══ INPUT ROWS ══

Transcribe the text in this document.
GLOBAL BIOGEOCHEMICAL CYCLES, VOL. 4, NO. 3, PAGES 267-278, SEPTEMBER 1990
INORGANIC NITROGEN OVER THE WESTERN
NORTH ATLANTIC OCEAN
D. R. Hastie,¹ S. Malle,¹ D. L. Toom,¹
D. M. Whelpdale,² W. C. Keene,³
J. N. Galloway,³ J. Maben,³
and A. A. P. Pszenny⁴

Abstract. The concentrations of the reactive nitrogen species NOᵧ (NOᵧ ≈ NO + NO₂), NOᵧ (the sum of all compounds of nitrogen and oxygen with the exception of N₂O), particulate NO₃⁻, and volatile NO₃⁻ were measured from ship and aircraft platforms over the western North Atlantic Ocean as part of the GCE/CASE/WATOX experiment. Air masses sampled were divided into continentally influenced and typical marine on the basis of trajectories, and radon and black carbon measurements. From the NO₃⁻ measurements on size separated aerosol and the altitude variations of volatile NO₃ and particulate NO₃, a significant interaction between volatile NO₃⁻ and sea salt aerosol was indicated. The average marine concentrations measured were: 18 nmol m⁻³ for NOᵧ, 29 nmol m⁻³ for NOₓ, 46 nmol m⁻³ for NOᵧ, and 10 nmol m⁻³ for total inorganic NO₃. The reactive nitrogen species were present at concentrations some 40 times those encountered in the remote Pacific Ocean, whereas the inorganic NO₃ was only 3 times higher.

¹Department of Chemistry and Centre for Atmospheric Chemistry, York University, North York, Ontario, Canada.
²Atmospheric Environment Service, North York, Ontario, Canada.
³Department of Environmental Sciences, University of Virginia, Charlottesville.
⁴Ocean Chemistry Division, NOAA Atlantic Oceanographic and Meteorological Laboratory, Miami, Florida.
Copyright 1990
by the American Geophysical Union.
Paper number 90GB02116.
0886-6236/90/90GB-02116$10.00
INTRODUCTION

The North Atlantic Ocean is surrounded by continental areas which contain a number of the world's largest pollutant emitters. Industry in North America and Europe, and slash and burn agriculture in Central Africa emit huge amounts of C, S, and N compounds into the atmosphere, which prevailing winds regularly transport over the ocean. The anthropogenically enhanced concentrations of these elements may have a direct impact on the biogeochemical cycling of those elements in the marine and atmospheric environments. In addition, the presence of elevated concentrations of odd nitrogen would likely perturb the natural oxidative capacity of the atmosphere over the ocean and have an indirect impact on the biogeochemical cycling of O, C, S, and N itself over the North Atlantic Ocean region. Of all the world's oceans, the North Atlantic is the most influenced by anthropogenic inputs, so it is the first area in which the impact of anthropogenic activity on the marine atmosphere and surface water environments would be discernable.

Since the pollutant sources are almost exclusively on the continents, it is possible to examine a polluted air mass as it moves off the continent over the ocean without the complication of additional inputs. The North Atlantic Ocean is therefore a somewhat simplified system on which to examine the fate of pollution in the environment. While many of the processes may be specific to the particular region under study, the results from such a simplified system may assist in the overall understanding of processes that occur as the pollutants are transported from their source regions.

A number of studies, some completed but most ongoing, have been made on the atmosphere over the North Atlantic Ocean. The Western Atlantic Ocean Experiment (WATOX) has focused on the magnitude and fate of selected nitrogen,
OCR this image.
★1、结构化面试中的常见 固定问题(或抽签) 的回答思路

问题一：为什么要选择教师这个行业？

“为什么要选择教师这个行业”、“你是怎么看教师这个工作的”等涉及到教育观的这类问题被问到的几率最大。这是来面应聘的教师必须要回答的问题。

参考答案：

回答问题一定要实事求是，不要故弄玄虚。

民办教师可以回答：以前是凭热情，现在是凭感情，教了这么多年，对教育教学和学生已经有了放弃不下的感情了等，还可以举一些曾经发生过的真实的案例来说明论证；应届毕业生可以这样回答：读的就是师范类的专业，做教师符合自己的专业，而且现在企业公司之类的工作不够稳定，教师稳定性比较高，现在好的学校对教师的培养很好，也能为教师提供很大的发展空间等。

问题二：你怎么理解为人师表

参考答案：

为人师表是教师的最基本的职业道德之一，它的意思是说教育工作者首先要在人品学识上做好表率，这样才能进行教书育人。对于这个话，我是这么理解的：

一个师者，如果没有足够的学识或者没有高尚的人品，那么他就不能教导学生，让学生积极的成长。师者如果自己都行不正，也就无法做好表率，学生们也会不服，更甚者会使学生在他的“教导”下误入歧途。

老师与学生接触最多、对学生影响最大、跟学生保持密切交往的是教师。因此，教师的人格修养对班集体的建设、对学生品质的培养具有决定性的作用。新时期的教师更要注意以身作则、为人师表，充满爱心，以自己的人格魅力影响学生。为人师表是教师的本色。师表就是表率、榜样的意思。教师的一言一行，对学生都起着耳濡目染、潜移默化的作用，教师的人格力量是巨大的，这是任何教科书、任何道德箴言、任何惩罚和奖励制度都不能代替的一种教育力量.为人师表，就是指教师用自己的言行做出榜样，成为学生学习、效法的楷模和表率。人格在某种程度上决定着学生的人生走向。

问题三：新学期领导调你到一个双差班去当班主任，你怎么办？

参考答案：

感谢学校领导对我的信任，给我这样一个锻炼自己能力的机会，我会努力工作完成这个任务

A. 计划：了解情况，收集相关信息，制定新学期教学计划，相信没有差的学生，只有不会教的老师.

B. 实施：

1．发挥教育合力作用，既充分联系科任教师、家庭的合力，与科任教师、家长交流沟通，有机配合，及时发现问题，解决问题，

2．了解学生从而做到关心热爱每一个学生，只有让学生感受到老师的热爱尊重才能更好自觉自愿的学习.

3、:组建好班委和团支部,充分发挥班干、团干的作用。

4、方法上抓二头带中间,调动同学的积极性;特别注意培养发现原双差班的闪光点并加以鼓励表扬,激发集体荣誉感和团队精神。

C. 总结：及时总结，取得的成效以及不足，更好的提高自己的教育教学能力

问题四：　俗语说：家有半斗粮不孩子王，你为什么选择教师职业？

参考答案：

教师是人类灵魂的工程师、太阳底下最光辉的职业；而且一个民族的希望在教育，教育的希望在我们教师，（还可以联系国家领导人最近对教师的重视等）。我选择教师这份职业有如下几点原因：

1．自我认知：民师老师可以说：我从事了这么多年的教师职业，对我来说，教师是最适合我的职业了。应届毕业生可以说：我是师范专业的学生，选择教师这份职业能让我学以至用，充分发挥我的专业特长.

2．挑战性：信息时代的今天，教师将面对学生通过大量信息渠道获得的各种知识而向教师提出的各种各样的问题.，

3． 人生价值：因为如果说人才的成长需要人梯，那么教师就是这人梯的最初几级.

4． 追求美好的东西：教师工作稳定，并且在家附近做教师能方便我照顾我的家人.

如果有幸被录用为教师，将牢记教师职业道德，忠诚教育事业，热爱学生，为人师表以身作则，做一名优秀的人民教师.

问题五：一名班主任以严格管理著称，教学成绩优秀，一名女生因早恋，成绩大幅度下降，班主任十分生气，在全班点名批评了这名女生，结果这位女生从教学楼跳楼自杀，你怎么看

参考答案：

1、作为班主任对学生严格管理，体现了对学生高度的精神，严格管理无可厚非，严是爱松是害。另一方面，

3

═══

Of all the lines above, how many contain the word "this"? Answer with only the number.

2